▸ **WHAT TO DO**
Lines containing the string "REQUIRED" are to be counted; report the total by itself.

▸ **TASK MATERIAL**
┄┄┄┄┄┄┄┄┄┄
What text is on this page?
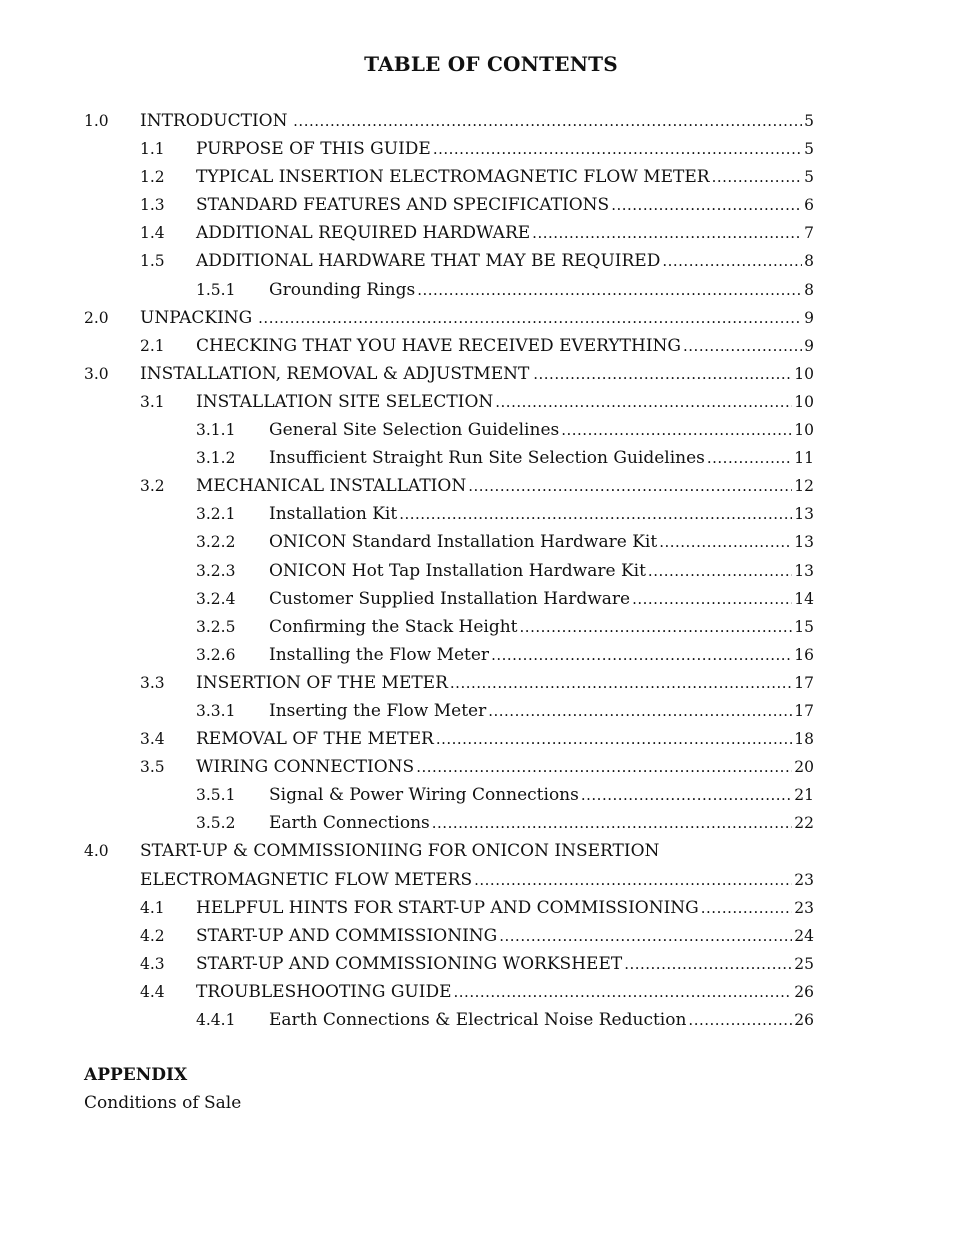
TABLE OF CONTENTS
1.0 INTRODUCTION .....	5
1.1 PURPOSE OF THIS GUIDE .....	5
1.2 TYPICAL INSERTION ELECTROMAGNETIC FLOW METER .....	5
1.3 STANDARD FEATURES AND SPECIFICATIONS .....	6
1.4 ADDITIONAL REQUIRED HARDWARE .....	7
1.5 ADDITIONAL HARDWARE THAT MAY BE REQUIRED .....	8
1.5.1 Grounding Rings .....	8
2.0 UNPACKING .....	9
2.1 CHECKING THAT YOU HAVE RECEIVED EVERYTHING .....	9
3.0 INSTALLATION, REMOVAL & ADJUSTMENT .....	10
3.1 INSTALLATION SITE SELECTION .....	10
3.1.1 General Site Selection Guidelines .....	10
3.1.2 Insufficient Straight Run Site Selection Guidelines .....	11
3.2 MECHANICAL INSTALLATION .....	12
3.2.1 Installation Kit .....	13
3.2.2 ONICON Standard Installation Hardware Kit .....	13
3.2.3 ONICON Hot Tap Installation Hardware Kit .....	13
3.2.4 Customer Supplied Installation Hardware .....	14
3.2.5 Confirming the Stack Height .....	15
3.2.6 Installing the Flow Meter .....	16
3.3 INSERTION OF THE METER .....	17
3.3.1 Inserting the Flow Meter .....	17
3.4 REMOVAL OF THE METER .....	18
3.5 WIRING CONNECTIONS .....	20
3.5.1 Signal & Power Wiring Connections .....	21
3.5.2 Earth Connections .....	22
4.0 START-UP & COMMISSIONIING FOR ONICON INSERTION
ELECTROMAGNETIC FLOW METERS .....	23
4.1 HELPFUL HINTS FOR START-UP AND COMMISSIONING .....	23
4.2 START-UP AND COMMISSIONING .....	24
4.3 START-UP AND COMMISSIONING WORKSHEET .....	25
4.4 TROUBLESHOOTING GUIDE .....	26
4.4.1 Earth Connections & Electrical Noise Reduction .....	26
APPENDIX
Conditions of Sale
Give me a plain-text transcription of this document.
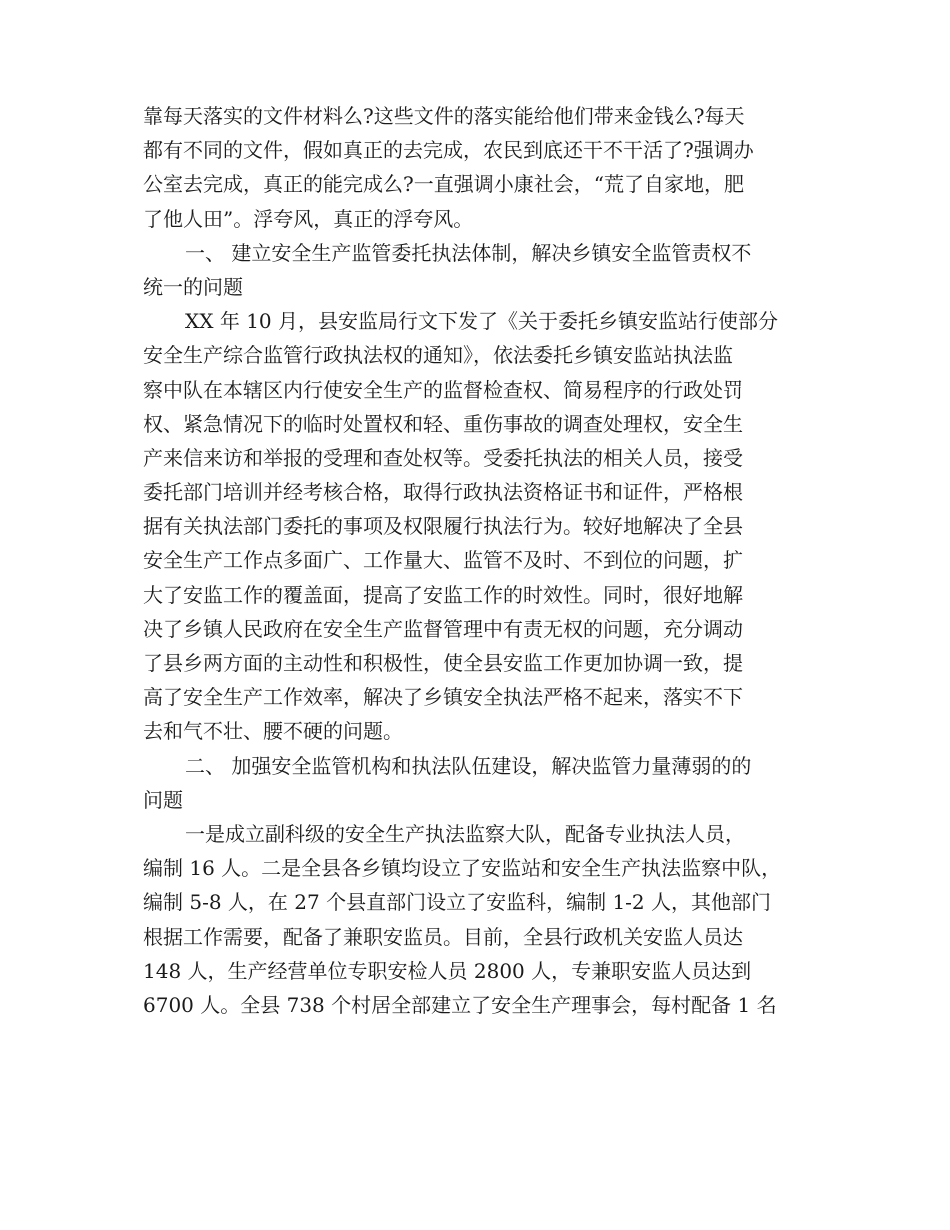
靠每天落实的文件材料么?这些文件的落实能给他们带来金钱么?每天
都有不同的文件，假如真正的去完成，农民到底还干不干活了?强调办
公室去完成，真正的能完成么?一直强调小康社会，“荒了自家地，肥
了他人田”。浮夸风，真正的浮夸风。
一、 建立安全生产监管委托执法体制，解决乡镇安全监管责权不
统一的问题
XX 年 10 月，县安监局行文下发了《关于委托乡镇安监站行使部分
安全生产综合监管行政执法权的通知》，依法委托乡镇安监站执法监
察中队在本辖区内行使安全生产的监督检查权、简易程序的行政处罚
权、紧急情况下的临时处置权和轻、重伤事故的调查处理权，安全生
产来信来访和举报的受理和查处权等。受委托执法的相关人员，接受
委托部门培训并经考核合格，取得行政执法资格证书和证件，严格根
据有关执法部门委托的事项及权限履行执法行为。较好地解决了全县
安全生产工作点多面广、工作量大、监管不及时、不到位的问题，扩
大了安监工作的覆盖面，提高了安监工作的时效性。同时，很好地解
决了乡镇人民政府在安全生产监督管理中有责无权的问题，充分调动
了县乡两方面的主动性和积极性，使全县安监工作更加协调一致，提
高了安全生产工作效率，解决了乡镇安全执法严格不起来，落实不下
去和气不壮、腰不硬的问题。
二、 加强安全监管机构和执法队伍建设，解决监管力量薄弱的的
问题
一是成立副科级的安全生产执法监察大队，配备专业执法人员，
编制 16 人。二是全县各乡镇均设立了安监站和安全生产执法监察中队，
编制 5-8 人，在 27 个县直部门设立了安监科，编制 1-2 人，其他部门
根据工作需要，配备了兼职安监员。目前，全县行政机关安监人员达
148 人，生产经营单位专职安检人员 2800 人，专兼职安监人员达到
6700 人。全县 738 个村居全部建立了安全生产理事会，每村配备 1 名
┄┄┄┄┄┄┄┄┄┄
▸ **FULL ANSWER**
2